(begin)

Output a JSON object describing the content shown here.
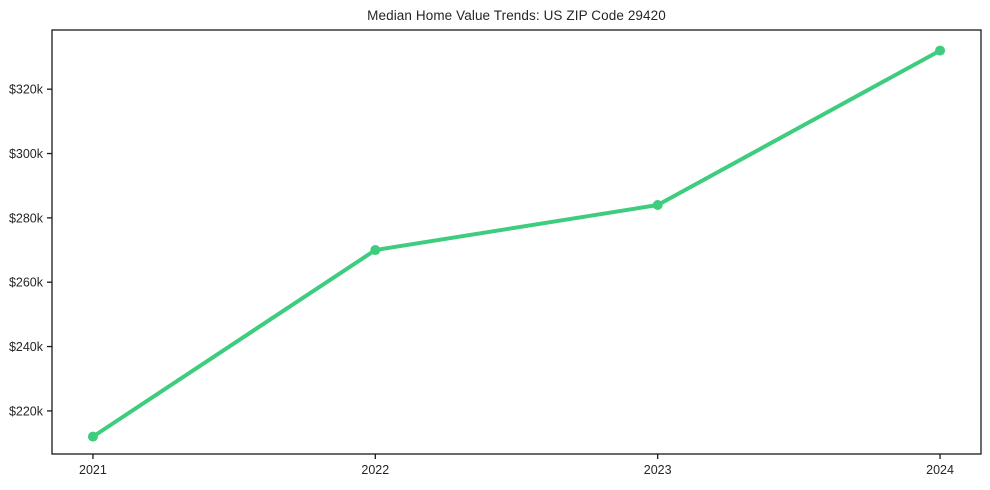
{
  "chart_data": {
    "type": "line",
    "title": "Median Home Value Trends: US ZIP Code 29420",
    "x": [
      2021,
      2022,
      2023,
      2024
    ],
    "series": [
      {
        "name": "Median Home Value",
        "values": [
          212000,
          270000,
          284000,
          332000
        ]
      }
    ],
    "x_tick_labels": [
      "2021",
      "2022",
      "2023",
      "2024"
    ],
    "y_ticks": [
      220000,
      240000,
      260000,
      280000,
      300000,
      320000
    ],
    "y_tick_labels": [
      "$220k",
      "$240k",
      "$260k",
      "$280k",
      "$300k",
      "$320k"
    ],
    "xlim": [
      2020.855,
      2024.145
    ],
    "ylim": [
      206600,
      338400
    ],
    "xlabel": "",
    "ylabel": "",
    "grid": false,
    "legend": "none",
    "line_color": "#3ecc7e",
    "marker": "circle",
    "marker_radius": 5,
    "line_width": 4,
    "axis_color": "#1a1a1a",
    "text_color": "#262626",
    "background": "#ffffff"
  }
}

(end)

Repeat the data exactly, dropping every picture it holds.

Output a JSON object describing the content shown here.
{
  "chart_data": {
    "type": "line",
    "title": "Median Home Value Trends: US ZIP Code 29420",
    "x": [
      2021,
      2022,
      2023,
      2024
    ],
    "series": [
      {
        "name": "Median Home Value",
        "values": [
          212000,
          270000,
          284000,
          332000
        ]
      }
    ],
    "x_tick_labels": [
      "2021",
      "2022",
      "2023",
      "2024"
    ],
    "y_ticks": [
      220000,
      240000,
      260000,
      280000,
      300000,
      320000
    ],
    "y_tick_labels": [
      "$220k",
      "$240k",
      "$260k",
      "$280k",
      "$300k",
      "$320k"
    ],
    "xlim": [
      2020.855,
      2024.145
    ],
    "ylim": [
      206600,
      338400
    ],
    "xlabel": "",
    "ylabel": "",
    "grid": false,
    "legend": "none",
    "line_color": "#3ecc7e",
    "marker": "circle",
    "marker_radius": 5,
    "line_width": 4,
    "axis_color": "#1a1a1a",
    "text_color": "#262626",
    "background": "#ffffff"
  }
}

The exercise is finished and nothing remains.